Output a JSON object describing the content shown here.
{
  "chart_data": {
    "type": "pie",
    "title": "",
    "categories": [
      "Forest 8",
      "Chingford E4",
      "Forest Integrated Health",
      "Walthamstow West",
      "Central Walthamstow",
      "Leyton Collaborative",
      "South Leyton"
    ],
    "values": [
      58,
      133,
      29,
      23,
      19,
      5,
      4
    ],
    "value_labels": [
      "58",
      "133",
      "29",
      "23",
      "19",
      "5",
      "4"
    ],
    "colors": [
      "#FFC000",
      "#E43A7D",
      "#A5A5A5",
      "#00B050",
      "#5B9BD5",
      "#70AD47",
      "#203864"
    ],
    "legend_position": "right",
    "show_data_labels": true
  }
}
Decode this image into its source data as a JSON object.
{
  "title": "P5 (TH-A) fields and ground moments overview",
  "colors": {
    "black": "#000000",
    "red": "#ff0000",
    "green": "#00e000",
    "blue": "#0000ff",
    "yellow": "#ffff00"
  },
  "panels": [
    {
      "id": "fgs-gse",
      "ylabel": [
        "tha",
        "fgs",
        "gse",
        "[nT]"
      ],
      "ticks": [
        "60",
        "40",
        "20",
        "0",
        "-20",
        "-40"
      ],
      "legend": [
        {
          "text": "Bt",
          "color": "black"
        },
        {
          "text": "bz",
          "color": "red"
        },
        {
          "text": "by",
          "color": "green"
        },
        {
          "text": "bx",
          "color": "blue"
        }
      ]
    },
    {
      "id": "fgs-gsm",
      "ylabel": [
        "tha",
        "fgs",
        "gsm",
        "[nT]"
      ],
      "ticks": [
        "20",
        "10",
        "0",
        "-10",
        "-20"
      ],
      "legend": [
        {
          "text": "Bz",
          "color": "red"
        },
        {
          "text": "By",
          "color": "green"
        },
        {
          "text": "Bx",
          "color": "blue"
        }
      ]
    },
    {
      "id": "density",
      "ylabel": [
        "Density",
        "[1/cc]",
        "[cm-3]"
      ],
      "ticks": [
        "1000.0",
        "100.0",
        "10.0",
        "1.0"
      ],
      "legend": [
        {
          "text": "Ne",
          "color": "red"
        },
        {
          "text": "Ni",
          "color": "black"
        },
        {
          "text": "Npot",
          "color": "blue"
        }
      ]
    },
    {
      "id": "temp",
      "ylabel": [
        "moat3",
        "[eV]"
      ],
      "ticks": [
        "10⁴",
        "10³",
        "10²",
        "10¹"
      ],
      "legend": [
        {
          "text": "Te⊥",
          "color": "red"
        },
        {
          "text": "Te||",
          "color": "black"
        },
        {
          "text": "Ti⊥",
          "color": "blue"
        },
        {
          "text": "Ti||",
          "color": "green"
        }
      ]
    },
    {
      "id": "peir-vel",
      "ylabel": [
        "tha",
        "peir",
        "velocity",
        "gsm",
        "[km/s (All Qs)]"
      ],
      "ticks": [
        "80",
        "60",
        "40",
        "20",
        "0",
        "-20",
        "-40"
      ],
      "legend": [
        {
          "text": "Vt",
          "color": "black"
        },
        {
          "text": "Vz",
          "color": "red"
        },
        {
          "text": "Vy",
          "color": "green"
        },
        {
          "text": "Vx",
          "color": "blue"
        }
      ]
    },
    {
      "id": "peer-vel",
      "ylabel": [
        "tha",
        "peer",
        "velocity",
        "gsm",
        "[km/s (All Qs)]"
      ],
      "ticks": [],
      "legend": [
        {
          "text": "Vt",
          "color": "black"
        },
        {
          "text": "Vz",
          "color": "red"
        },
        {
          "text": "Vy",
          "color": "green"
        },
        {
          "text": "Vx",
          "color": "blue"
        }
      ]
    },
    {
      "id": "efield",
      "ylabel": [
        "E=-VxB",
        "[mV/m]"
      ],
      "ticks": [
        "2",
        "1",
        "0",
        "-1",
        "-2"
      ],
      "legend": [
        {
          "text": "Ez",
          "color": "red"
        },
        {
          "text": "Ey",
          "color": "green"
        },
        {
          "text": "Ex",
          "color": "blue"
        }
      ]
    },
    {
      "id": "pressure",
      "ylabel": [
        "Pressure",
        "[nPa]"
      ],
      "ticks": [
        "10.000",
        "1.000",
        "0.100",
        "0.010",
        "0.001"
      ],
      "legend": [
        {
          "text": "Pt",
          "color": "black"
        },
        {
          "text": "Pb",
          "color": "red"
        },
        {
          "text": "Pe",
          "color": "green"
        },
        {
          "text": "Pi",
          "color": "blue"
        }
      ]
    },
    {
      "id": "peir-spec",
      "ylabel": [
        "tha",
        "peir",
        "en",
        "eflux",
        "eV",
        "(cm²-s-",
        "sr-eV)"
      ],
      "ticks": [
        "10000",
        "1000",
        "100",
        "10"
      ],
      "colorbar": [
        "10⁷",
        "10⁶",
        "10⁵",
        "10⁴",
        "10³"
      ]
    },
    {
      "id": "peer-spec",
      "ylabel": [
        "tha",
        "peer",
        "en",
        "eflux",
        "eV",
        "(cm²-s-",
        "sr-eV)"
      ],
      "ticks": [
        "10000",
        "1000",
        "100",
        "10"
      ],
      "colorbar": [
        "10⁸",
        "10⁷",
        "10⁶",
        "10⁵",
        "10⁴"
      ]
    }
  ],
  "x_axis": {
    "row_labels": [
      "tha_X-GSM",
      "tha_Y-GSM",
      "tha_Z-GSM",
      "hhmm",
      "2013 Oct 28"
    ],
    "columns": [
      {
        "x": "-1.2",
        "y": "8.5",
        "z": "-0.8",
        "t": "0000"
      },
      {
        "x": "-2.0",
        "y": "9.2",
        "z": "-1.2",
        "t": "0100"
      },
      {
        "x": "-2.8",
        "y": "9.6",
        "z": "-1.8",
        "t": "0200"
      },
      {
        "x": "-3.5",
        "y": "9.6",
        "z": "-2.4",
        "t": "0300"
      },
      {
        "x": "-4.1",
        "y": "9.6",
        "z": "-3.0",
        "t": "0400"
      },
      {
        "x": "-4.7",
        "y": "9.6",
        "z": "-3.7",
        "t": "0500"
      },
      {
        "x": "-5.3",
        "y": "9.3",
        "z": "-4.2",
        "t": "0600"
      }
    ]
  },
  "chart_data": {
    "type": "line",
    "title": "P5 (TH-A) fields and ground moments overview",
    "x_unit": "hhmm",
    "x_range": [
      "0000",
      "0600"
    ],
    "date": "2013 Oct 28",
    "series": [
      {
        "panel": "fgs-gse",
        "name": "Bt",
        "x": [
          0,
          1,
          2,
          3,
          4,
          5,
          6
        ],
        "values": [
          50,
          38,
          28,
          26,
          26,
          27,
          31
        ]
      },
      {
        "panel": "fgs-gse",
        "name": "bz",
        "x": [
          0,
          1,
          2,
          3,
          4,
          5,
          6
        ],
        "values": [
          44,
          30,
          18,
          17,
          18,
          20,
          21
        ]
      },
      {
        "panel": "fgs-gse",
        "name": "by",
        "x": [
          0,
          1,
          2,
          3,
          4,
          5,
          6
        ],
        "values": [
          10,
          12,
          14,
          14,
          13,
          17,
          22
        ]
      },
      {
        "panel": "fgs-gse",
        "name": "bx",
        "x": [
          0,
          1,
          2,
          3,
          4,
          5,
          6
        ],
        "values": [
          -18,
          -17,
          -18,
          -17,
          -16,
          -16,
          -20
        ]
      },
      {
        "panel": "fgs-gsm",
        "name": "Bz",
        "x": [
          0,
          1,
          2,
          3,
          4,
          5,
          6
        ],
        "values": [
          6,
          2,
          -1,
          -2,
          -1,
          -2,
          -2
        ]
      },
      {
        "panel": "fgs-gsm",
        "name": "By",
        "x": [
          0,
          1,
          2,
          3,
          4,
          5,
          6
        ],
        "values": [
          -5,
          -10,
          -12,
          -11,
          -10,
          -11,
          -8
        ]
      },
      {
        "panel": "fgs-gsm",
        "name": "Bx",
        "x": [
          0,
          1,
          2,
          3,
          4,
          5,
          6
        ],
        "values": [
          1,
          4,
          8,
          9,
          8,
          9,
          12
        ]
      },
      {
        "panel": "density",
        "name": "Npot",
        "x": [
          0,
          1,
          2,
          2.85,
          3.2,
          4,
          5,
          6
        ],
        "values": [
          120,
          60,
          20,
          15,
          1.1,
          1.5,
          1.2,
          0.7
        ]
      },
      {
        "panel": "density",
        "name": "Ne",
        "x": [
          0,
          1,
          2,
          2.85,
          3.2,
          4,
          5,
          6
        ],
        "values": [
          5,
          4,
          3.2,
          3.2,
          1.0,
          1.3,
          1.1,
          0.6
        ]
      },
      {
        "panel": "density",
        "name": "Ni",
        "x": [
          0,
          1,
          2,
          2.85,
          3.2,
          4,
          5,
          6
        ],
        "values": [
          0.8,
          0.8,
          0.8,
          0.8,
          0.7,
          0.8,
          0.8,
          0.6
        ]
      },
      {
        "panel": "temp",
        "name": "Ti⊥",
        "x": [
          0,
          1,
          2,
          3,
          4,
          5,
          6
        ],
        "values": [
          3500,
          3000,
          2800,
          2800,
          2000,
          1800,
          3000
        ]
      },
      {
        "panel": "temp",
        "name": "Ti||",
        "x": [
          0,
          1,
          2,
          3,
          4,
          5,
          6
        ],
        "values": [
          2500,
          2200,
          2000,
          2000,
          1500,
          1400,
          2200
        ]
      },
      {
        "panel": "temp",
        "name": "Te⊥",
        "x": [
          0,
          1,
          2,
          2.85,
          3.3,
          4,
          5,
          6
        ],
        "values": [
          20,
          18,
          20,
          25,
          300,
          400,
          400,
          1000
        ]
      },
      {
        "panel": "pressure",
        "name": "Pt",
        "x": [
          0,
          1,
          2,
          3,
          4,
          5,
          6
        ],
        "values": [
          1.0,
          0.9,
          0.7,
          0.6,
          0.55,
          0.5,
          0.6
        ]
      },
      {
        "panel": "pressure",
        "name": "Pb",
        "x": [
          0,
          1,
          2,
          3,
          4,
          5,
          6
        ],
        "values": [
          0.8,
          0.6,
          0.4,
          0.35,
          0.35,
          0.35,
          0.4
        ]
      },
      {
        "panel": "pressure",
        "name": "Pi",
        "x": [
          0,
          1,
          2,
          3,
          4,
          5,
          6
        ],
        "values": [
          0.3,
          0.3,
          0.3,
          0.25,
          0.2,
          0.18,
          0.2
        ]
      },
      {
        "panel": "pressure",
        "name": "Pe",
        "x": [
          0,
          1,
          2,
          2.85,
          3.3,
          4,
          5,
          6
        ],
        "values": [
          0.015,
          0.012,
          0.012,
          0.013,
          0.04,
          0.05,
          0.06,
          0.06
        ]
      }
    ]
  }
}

* [Set exercise] What is the number of lines in this material that hold the string "object"? Answer with that number only.

* [Final result] 2